═══ EXTRACTED ENTRIES ═══
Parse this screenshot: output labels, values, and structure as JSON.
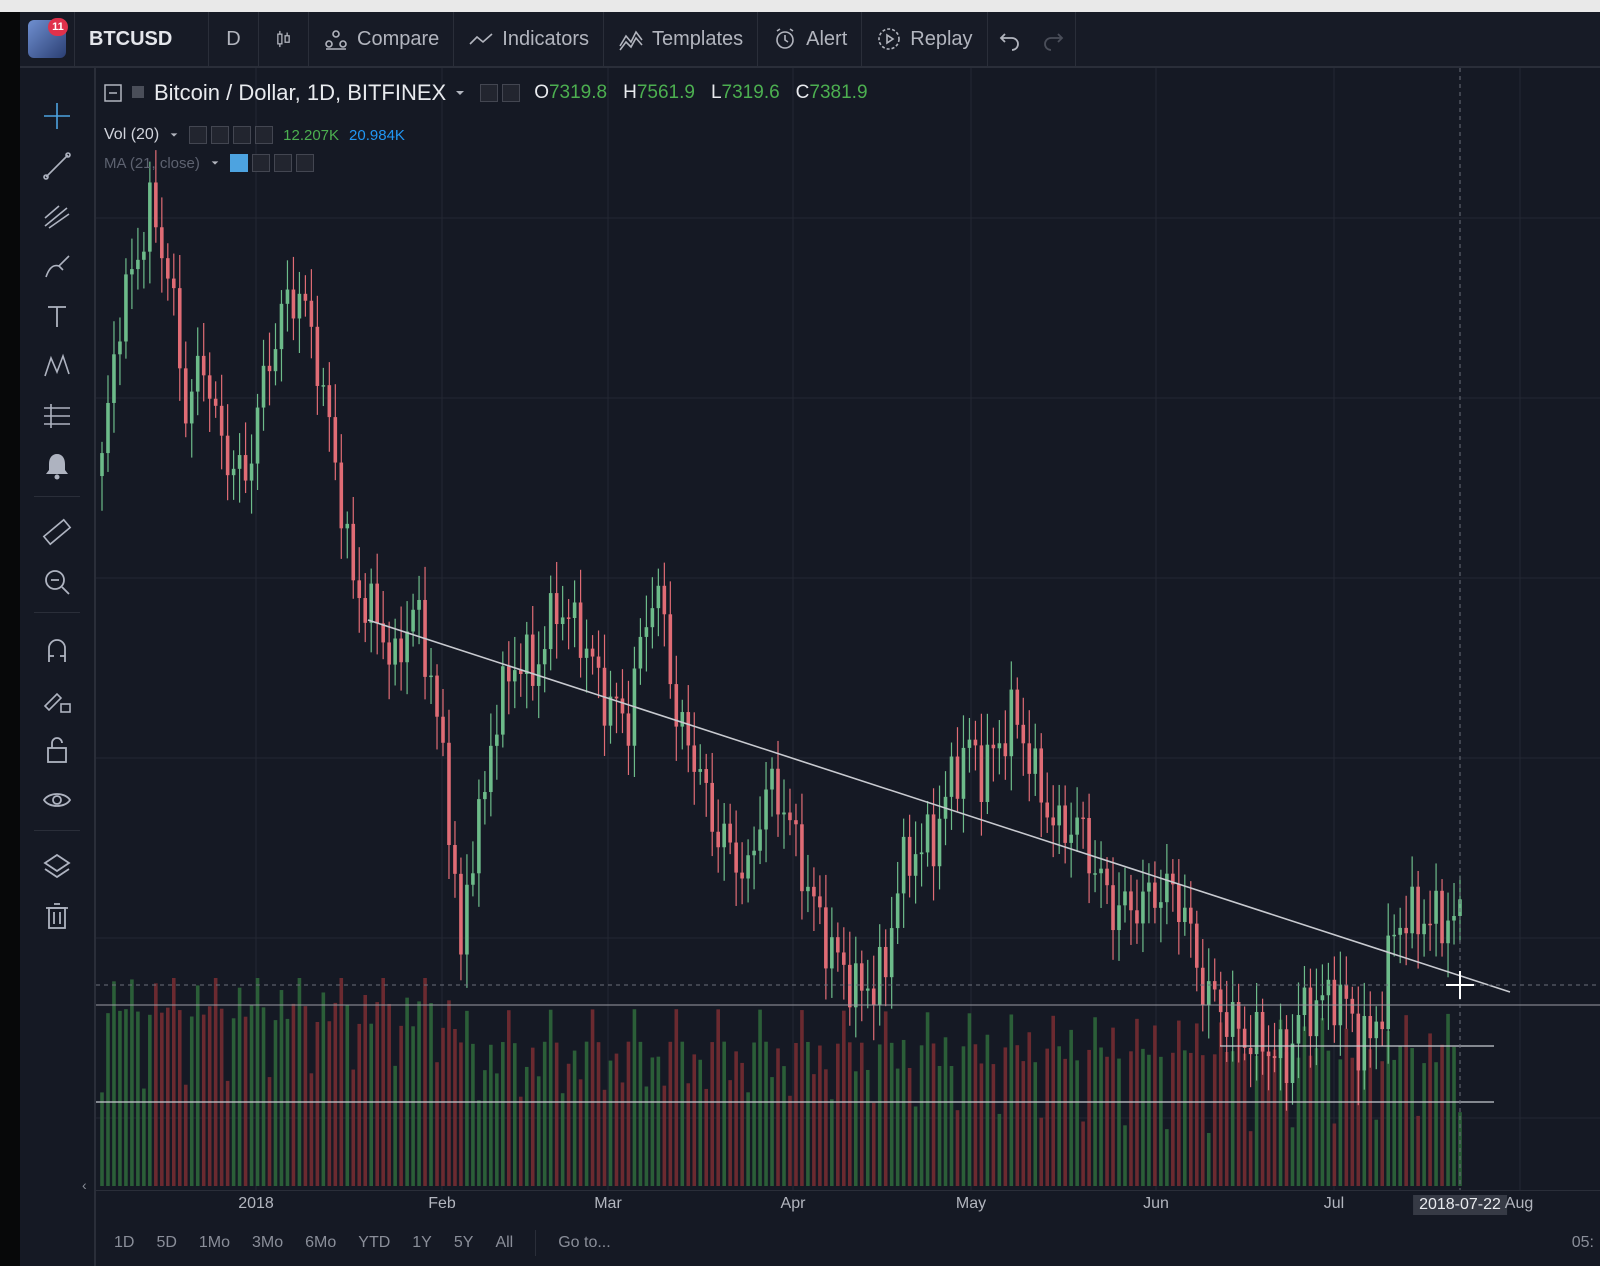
{
  "toolbar": {
    "symbol": "BTCUSD",
    "interval": "D",
    "items": [
      {
        "label": "Compare",
        "icon": "compare-icon"
      },
      {
        "label": "Indicators",
        "icon": "indicators-icon"
      },
      {
        "label": "Templates",
        "icon": "templates-icon"
      },
      {
        "label": "Alert",
        "icon": "alert-clock-icon"
      },
      {
        "label": "Replay",
        "icon": "replay-icon"
      }
    ],
    "notification_count": "11"
  },
  "legend": {
    "title": "Bitcoin / Dollar, 1D, BITFINEX",
    "open_label": "O",
    "open": "7319.8",
    "high_label": "H",
    "high": "7561.9",
    "low_label": "L",
    "low": "7319.6",
    "close_label": "C",
    "close": "7381.9",
    "volume_name": "Vol (20)",
    "volume_value": "12.207K",
    "volume_ma": "20.984K",
    "ma_name": "MA (21, close)"
  },
  "left_tools": [
    "crosshair-icon",
    "trendline-icon",
    "pitchfork-icon",
    "brush-icon",
    "text-icon",
    "pattern-icon",
    "measure-fib-icon",
    "alert-bell-icon",
    "ruler-icon",
    "zoom-in-icon",
    "magnet-icon",
    "lock-drawing-icon",
    "lock-all-icon",
    "eye-icon",
    "layers-icon",
    "trash-icon"
  ],
  "x_axis": {
    "labels": [
      "2018",
      "Feb",
      "Mar",
      "Apr",
      "May",
      "Jun",
      "Jul",
      "Aug"
    ],
    "crosshair_label": "2018-07-22"
  },
  "ranges": [
    "1D",
    "5D",
    "1Mo",
    "3Mo",
    "6Mo",
    "YTD",
    "1Y",
    "5Y",
    "All"
  ],
  "goto": "Go to...",
  "time": "05:",
  "colors": {
    "up": "#6dbb8a",
    "down": "#e06c75",
    "background": "#151924",
    "grid": "#232733",
    "trendline": "#c8cad0"
  },
  "chart_data": {
    "type": "candlestick",
    "symbol": "BTCUSD",
    "timeframe": "1D",
    "date_range": [
      "2017-12-07",
      "2018-07-22"
    ],
    "last_bar": {
      "date": "2018-07-22",
      "open": 7319.8,
      "high": 7561.9,
      "low": 7319.6,
      "close": 7381.9
    },
    "trendline": {
      "from_date": "2018-01-14",
      "to_date": "2018-07-28"
    },
    "horizontal_lines": "three horizontal support/resistance lines"
  }
}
═══
TASK TO COMPLETE: Give every line back word for word and leave the pictures out.

SOLUTION FOR THIS PROBLEM:
Parse this screenshot: output labels, values, and structure as JSON.
{
  "toolbar": {
    "symbol": "BTCUSD",
    "interval": "D",
    "items": [
      {
        "label": "Compare",
        "icon": "compare-icon"
      },
      {
        "label": "Indicators",
        "icon": "indicators-icon"
      },
      {
        "label": "Templates",
        "icon": "templates-icon"
      },
      {
        "label": "Alert",
        "icon": "alert-clock-icon"
      },
      {
        "label": "Replay",
        "icon": "replay-icon"
      }
    ],
    "notification_count": "11"
  },
  "legend": {
    "title": "Bitcoin / Dollar, 1D, BITFINEX",
    "open_label": "O",
    "open": "7319.8",
    "high_label": "H",
    "high": "7561.9",
    "low_label": "L",
    "low": "7319.6",
    "close_label": "C",
    "close": "7381.9",
    "volume_name": "Vol (20)",
    "volume_value": "12.207K",
    "volume_ma": "20.984K",
    "ma_name": "MA (21, close)"
  },
  "left_tools": [
    "crosshair-icon",
    "trendline-icon",
    "pitchfork-icon",
    "brush-icon",
    "text-icon",
    "pattern-icon",
    "measure-fib-icon",
    "alert-bell-icon",
    "ruler-icon",
    "zoom-in-icon",
    "magnet-icon",
    "lock-drawing-icon",
    "lock-all-icon",
    "eye-icon",
    "layers-icon",
    "trash-icon"
  ],
  "x_axis": {
    "labels": [
      "2018",
      "Feb",
      "Mar",
      "Apr",
      "May",
      "Jun",
      "Jul",
      "Aug"
    ],
    "crosshair_label": "2018-07-22"
  },
  "ranges": [
    "1D",
    "5D",
    "1Mo",
    "3Mo",
    "6Mo",
    "YTD",
    "1Y",
    "5Y",
    "All"
  ],
  "goto": "Go to...",
  "time": "05:",
  "colors": {
    "up": "#6dbb8a",
    "down": "#e06c75",
    "background": "#151924",
    "grid": "#232733",
    "trendline": "#c8cad0"
  },
  "chart_data": {
    "type": "candlestick",
    "symbol": "BTCUSD",
    "timeframe": "1D",
    "date_range": [
      "2017-12-07",
      "2018-07-22"
    ],
    "last_bar": {
      "date": "2018-07-22",
      "open": 7319.8,
      "high": 7561.9,
      "low": 7319.6,
      "close": 7381.9
    },
    "trendline": {
      "from_date": "2018-01-14",
      "to_date": "2018-07-28"
    },
    "horizontal_lines": "three horizontal support/resistance lines"
  }
}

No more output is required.